Record extracts

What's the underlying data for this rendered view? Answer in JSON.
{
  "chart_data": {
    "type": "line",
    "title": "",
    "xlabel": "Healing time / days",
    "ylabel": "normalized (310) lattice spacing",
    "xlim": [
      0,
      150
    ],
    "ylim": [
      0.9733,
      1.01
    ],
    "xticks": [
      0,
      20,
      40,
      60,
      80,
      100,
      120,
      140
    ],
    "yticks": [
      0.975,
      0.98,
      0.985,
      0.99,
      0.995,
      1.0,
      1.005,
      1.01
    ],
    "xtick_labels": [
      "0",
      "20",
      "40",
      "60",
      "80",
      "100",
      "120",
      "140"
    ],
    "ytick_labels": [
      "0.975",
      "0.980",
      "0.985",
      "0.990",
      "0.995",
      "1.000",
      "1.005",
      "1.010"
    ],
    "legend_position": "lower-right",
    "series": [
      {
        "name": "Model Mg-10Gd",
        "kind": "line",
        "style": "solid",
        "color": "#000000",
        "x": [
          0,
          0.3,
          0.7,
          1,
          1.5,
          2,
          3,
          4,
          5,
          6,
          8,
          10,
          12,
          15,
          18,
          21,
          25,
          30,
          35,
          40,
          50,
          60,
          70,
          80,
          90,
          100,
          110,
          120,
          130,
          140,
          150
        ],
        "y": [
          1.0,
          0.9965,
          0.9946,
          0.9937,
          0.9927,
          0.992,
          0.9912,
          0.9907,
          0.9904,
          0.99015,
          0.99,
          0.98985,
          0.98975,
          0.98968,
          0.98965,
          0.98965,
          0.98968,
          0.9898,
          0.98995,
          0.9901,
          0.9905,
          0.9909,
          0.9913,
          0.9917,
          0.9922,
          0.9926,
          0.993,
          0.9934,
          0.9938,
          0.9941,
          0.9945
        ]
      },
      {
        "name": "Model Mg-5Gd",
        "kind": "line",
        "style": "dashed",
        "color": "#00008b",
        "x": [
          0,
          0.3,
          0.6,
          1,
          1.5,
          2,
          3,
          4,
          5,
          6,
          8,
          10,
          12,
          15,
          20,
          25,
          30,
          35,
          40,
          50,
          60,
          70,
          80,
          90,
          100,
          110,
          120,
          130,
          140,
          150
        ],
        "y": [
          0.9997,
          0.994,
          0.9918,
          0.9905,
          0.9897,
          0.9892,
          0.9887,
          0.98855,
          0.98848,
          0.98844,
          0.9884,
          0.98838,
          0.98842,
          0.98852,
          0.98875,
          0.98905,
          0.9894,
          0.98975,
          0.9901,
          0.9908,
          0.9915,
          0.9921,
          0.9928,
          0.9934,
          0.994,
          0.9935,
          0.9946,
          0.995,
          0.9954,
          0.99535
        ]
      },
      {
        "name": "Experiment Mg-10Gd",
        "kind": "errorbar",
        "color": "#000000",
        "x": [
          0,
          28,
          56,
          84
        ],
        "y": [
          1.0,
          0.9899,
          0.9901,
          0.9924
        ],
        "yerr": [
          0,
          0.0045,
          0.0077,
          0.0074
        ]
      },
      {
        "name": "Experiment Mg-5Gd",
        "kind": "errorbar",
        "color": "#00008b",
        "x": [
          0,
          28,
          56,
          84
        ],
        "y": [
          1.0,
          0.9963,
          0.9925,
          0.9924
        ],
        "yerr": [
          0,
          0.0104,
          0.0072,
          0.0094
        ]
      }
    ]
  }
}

Problem details
Write out all of the records above exactly as they appear.

Reply to the exercise
What's the underlying data for this rendered view? Answer in JSON.
{
  "chart_data": {
    "type": "line",
    "title": "",
    "xlabel": "Healing time / days",
    "ylabel": "normalized (310) lattice spacing",
    "xlim": [
      0,
      150
    ],
    "ylim": [
      0.9733,
      1.01
    ],
    "xticks": [
      0,
      20,
      40,
      60,
      80,
      100,
      120,
      140
    ],
    "yticks": [
      0.975,
      0.98,
      0.985,
      0.99,
      0.995,
      1.0,
      1.005,
      1.01
    ],
    "xtick_labels": [
      "0",
      "20",
      "40",
      "60",
      "80",
      "100",
      "120",
      "140"
    ],
    "ytick_labels": [
      "0.975",
      "0.980",
      "0.985",
      "0.990",
      "0.995",
      "1.000",
      "1.005",
      "1.010"
    ],
    "legend_position": "lower-right",
    "series": [
      {
        "name": "Model Mg-10Gd",
        "kind": "line",
        "style": "solid",
        "color": "#000000",
        "x": [
          0,
          0.3,
          0.7,
          1,
          1.5,
          2,
          3,
          4,
          5,
          6,
          8,
          10,
          12,
          15,
          18,
          21,
          25,
          30,
          35,
          40,
          50,
          60,
          70,
          80,
          90,
          100,
          110,
          120,
          130,
          140,
          150
        ],
        "y": [
          1.0,
          0.9965,
          0.9946,
          0.9937,
          0.9927,
          0.992,
          0.9912,
          0.9907,
          0.9904,
          0.99015,
          0.99,
          0.98985,
          0.98975,
          0.98968,
          0.98965,
          0.98965,
          0.98968,
          0.9898,
          0.98995,
          0.9901,
          0.9905,
          0.9909,
          0.9913,
          0.9917,
          0.9922,
          0.9926,
          0.993,
          0.9934,
          0.9938,
          0.9941,
          0.9945
        ]
      },
      {
        "name": "Model Mg-5Gd",
        "kind": "line",
        "style": "dashed",
        "color": "#00008b",
        "x": [
          0,
          0.3,
          0.6,
          1,
          1.5,
          2,
          3,
          4,
          5,
          6,
          8,
          10,
          12,
          15,
          20,
          25,
          30,
          35,
          40,
          50,
          60,
          70,
          80,
          90,
          100,
          110,
          120,
          130,
          140,
          150
        ],
        "y": [
          0.9997,
          0.994,
          0.9918,
          0.9905,
          0.9897,
          0.9892,
          0.9887,
          0.98855,
          0.98848,
          0.98844,
          0.9884,
          0.98838,
          0.98842,
          0.98852,
          0.98875,
          0.98905,
          0.9894,
          0.98975,
          0.9901,
          0.9908,
          0.9915,
          0.9921,
          0.9928,
          0.9934,
          0.994,
          0.9935,
          0.9946,
          0.995,
          0.9954,
          0.99535
        ]
      },
      {
        "name": "Experiment Mg-10Gd",
        "kind": "errorbar",
        "color": "#000000",
        "x": [
          0,
          28,
          56,
          84
        ],
        "y": [
          1.0,
          0.9899,
          0.9901,
          0.9924
        ],
        "yerr": [
          0,
          0.0045,
          0.0077,
          0.0074
        ]
      },
      {
        "name": "Experiment Mg-5Gd",
        "kind": "errorbar",
        "color": "#00008b",
        "x": [
          0,
          28,
          56,
          84
        ],
        "y": [
          1.0,
          0.9963,
          0.9925,
          0.9924
        ],
        "yerr": [
          0,
          0.0104,
          0.0072,
          0.0094
        ]
      }
    ]
  }
}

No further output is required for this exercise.